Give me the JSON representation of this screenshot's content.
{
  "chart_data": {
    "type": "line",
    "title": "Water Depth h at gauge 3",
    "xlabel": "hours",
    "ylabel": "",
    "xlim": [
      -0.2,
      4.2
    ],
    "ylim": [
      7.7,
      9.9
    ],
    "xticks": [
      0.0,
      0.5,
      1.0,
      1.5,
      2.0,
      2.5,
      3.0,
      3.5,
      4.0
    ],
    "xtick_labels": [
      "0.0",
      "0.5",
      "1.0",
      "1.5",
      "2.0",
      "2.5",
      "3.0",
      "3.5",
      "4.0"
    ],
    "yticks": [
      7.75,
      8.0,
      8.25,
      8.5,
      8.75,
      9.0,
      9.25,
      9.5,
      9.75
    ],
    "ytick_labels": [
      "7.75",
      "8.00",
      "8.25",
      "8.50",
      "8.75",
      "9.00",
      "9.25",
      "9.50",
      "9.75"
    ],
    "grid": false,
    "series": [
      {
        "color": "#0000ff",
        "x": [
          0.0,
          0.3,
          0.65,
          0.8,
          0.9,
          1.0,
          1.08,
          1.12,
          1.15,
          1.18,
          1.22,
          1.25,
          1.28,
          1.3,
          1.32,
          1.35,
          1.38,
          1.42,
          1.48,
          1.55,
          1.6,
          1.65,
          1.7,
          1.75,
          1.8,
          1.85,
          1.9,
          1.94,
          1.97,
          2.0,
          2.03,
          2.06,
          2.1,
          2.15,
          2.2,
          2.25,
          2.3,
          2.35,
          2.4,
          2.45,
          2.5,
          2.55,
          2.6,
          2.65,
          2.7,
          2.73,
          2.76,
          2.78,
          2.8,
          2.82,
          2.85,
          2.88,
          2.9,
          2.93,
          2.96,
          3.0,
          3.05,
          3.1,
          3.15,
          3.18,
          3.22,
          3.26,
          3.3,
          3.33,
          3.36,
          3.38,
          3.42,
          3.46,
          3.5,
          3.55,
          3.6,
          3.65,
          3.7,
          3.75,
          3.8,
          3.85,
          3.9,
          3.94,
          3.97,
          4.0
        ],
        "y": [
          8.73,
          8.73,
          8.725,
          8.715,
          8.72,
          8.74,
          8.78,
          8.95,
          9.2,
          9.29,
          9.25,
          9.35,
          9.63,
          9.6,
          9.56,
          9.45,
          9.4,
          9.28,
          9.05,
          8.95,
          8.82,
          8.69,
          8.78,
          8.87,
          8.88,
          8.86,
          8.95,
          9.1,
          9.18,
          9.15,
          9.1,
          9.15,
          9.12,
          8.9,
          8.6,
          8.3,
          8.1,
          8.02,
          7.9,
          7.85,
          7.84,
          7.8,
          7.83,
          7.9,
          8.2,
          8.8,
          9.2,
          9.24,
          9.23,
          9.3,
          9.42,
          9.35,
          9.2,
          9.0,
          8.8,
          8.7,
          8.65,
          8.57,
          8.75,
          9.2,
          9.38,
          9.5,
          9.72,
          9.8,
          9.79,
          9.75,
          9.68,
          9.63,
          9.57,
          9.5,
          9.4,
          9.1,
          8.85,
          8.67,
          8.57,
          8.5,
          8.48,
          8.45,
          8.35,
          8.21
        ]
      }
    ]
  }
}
..............................
### WHAT NEEDS TO BE DONE
Repeat the data exactly. Leave nothing out.

### SOLUTION FOR THIS PROBLEM
Give me the JSON representation of this screenshot's content.
{
  "chart_data": {
    "type": "line",
    "title": "Water Depth h at gauge 3",
    "xlabel": "hours",
    "ylabel": "",
    "xlim": [
      -0.2,
      4.2
    ],
    "ylim": [
      7.7,
      9.9
    ],
    "xticks": [
      0.0,
      0.5,
      1.0,
      1.5,
      2.0,
      2.5,
      3.0,
      3.5,
      4.0
    ],
    "xtick_labels": [
      "0.0",
      "0.5",
      "1.0",
      "1.5",
      "2.0",
      "2.5",
      "3.0",
      "3.5",
      "4.0"
    ],
    "yticks": [
      7.75,
      8.0,
      8.25,
      8.5,
      8.75,
      9.0,
      9.25,
      9.5,
      9.75
    ],
    "ytick_labels": [
      "7.75",
      "8.00",
      "8.25",
      "8.50",
      "8.75",
      "9.00",
      "9.25",
      "9.50",
      "9.75"
    ],
    "grid": false,
    "series": [
      {
        "color": "#0000ff",
        "x": [
          0.0,
          0.3,
          0.65,
          0.8,
          0.9,
          1.0,
          1.08,
          1.12,
          1.15,
          1.18,
          1.22,
          1.25,
          1.28,
          1.3,
          1.32,
          1.35,
          1.38,
          1.42,
          1.48,
          1.55,
          1.6,
          1.65,
          1.7,
          1.75,
          1.8,
          1.85,
          1.9,
          1.94,
          1.97,
          2.0,
          2.03,
          2.06,
          2.1,
          2.15,
          2.2,
          2.25,
          2.3,
          2.35,
          2.4,
          2.45,
          2.5,
          2.55,
          2.6,
          2.65,
          2.7,
          2.73,
          2.76,
          2.78,
          2.8,
          2.82,
          2.85,
          2.88,
          2.9,
          2.93,
          2.96,
          3.0,
          3.05,
          3.1,
          3.15,
          3.18,
          3.22,
          3.26,
          3.3,
          3.33,
          3.36,
          3.38,
          3.42,
          3.46,
          3.5,
          3.55,
          3.6,
          3.65,
          3.7,
          3.75,
          3.8,
          3.85,
          3.9,
          3.94,
          3.97,
          4.0
        ],
        "y": [
          8.73,
          8.73,
          8.725,
          8.715,
          8.72,
          8.74,
          8.78,
          8.95,
          9.2,
          9.29,
          9.25,
          9.35,
          9.63,
          9.6,
          9.56,
          9.45,
          9.4,
          9.28,
          9.05,
          8.95,
          8.82,
          8.69,
          8.78,
          8.87,
          8.88,
          8.86,
          8.95,
          9.1,
          9.18,
          9.15,
          9.1,
          9.15,
          9.12,
          8.9,
          8.6,
          8.3,
          8.1,
          8.02,
          7.9,
          7.85,
          7.84,
          7.8,
          7.83,
          7.9,
          8.2,
          8.8,
          9.2,
          9.24,
          9.23,
          9.3,
          9.42,
          9.35,
          9.2,
          9.0,
          8.8,
          8.7,
          8.65,
          8.57,
          8.75,
          9.2,
          9.38,
          9.5,
          9.72,
          9.8,
          9.79,
          9.75,
          9.68,
          9.63,
          9.57,
          9.5,
          9.4,
          9.1,
          8.85,
          8.67,
          8.57,
          8.5,
          8.48,
          8.45,
          8.35,
          8.21
        ]
      }
    ]
  }
}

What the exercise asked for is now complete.